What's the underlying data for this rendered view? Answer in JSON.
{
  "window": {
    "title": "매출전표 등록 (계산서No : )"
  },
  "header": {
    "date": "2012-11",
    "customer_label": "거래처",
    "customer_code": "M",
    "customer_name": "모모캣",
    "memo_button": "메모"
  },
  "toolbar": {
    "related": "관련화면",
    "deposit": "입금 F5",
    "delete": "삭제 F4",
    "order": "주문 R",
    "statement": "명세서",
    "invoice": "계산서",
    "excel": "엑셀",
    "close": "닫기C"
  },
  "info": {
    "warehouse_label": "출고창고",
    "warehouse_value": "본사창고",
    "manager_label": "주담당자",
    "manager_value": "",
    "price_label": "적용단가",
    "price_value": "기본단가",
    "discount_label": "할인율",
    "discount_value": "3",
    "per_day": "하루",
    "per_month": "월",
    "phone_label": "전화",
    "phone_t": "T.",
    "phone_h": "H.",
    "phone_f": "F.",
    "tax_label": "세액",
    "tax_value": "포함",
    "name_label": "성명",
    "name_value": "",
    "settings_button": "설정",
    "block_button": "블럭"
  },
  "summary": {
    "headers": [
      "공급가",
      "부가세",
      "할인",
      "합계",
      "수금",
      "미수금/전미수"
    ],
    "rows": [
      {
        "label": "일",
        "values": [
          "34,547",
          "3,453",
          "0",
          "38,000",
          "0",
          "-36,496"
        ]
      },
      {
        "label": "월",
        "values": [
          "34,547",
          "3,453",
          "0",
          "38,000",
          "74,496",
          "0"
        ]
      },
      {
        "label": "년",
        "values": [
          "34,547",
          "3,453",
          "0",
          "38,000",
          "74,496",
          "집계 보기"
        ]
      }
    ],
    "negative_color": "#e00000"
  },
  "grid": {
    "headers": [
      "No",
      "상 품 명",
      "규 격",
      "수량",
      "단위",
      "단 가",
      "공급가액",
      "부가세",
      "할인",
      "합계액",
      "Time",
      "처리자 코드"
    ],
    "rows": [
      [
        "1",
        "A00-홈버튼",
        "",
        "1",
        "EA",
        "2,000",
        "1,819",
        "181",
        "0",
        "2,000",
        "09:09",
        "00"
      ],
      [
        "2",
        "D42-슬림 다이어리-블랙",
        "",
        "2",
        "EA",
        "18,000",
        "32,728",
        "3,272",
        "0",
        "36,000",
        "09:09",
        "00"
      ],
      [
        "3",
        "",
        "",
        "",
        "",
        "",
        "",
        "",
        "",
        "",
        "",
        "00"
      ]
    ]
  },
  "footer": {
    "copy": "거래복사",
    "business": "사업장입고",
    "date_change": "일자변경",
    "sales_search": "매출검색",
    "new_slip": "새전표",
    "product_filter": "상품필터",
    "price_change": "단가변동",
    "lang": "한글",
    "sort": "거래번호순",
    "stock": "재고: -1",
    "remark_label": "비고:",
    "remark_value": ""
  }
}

□ □ □ □ □

Every record above needs to be repeated word for word.

What's the underlying data for this rendered view? Answer in JSON.
{
  "window": {
    "title": "매출전표 등록 (계산서No : )"
  },
  "header": {
    "date": "2012-11",
    "customer_label": "거래처",
    "customer_code": "M",
    "customer_name": "모모캣",
    "memo_button": "메모"
  },
  "toolbar": {
    "related": "관련화면",
    "deposit": "입금 F5",
    "delete": "삭제 F4",
    "order": "주문 R",
    "statement": "명세서",
    "invoice": "계산서",
    "excel": "엑셀",
    "close": "닫기C"
  },
  "info": {
    "warehouse_label": "출고창고",
    "warehouse_value": "본사창고",
    "manager_label": "주담당자",
    "manager_value": "",
    "price_label": "적용단가",
    "price_value": "기본단가",
    "discount_label": "할인율",
    "discount_value": "3",
    "per_day": "하루",
    "per_month": "월",
    "phone_label": "전화",
    "phone_t": "T.",
    "phone_h": "H.",
    "phone_f": "F.",
    "tax_label": "세액",
    "tax_value": "포함",
    "name_label": "성명",
    "name_value": "",
    "settings_button": "설정",
    "block_button": "블럭"
  },
  "summary": {
    "headers": [
      "공급가",
      "부가세",
      "할인",
      "합계",
      "수금",
      "미수금/전미수"
    ],
    "rows": [
      {
        "label": "일",
        "values": [
          "34,547",
          "3,453",
          "0",
          "38,000",
          "0",
          "-36,496"
        ]
      },
      {
        "label": "월",
        "values": [
          "34,547",
          "3,453",
          "0",
          "38,000",
          "74,496",
          "0"
        ]
      },
      {
        "label": "년",
        "values": [
          "34,547",
          "3,453",
          "0",
          "38,000",
          "74,496",
          "집계 보기"
        ]
      }
    ],
    "negative_color": "#e00000"
  },
  "grid": {
    "headers": [
      "No",
      "상 품 명",
      "규 격",
      "수량",
      "단위",
      "단 가",
      "공급가액",
      "부가세",
      "할인",
      "합계액",
      "Time",
      "처리자 코드"
    ],
    "rows": [
      [
        "1",
        "A00-홈버튼",
        "",
        "1",
        "EA",
        "2,000",
        "1,819",
        "181",
        "0",
        "2,000",
        "09:09",
        "00"
      ],
      [
        "2",
        "D42-슬림 다이어리-블랙",
        "",
        "2",
        "EA",
        "18,000",
        "32,728",
        "3,272",
        "0",
        "36,000",
        "09:09",
        "00"
      ],
      [
        "3",
        "",
        "",
        "",
        "",
        "",
        "",
        "",
        "",
        "",
        "",
        "00"
      ]
    ]
  },
  "footer": {
    "copy": "거래복사",
    "business": "사업장입고",
    "date_change": "일자변경",
    "sales_search": "매출검색",
    "new_slip": "새전표",
    "product_filter": "상품필터",
    "price_change": "단가변동",
    "lang": "한글",
    "sort": "거래번호순",
    "stock": "재고: -1",
    "remark_label": "비고:",
    "remark_value": ""
  }
}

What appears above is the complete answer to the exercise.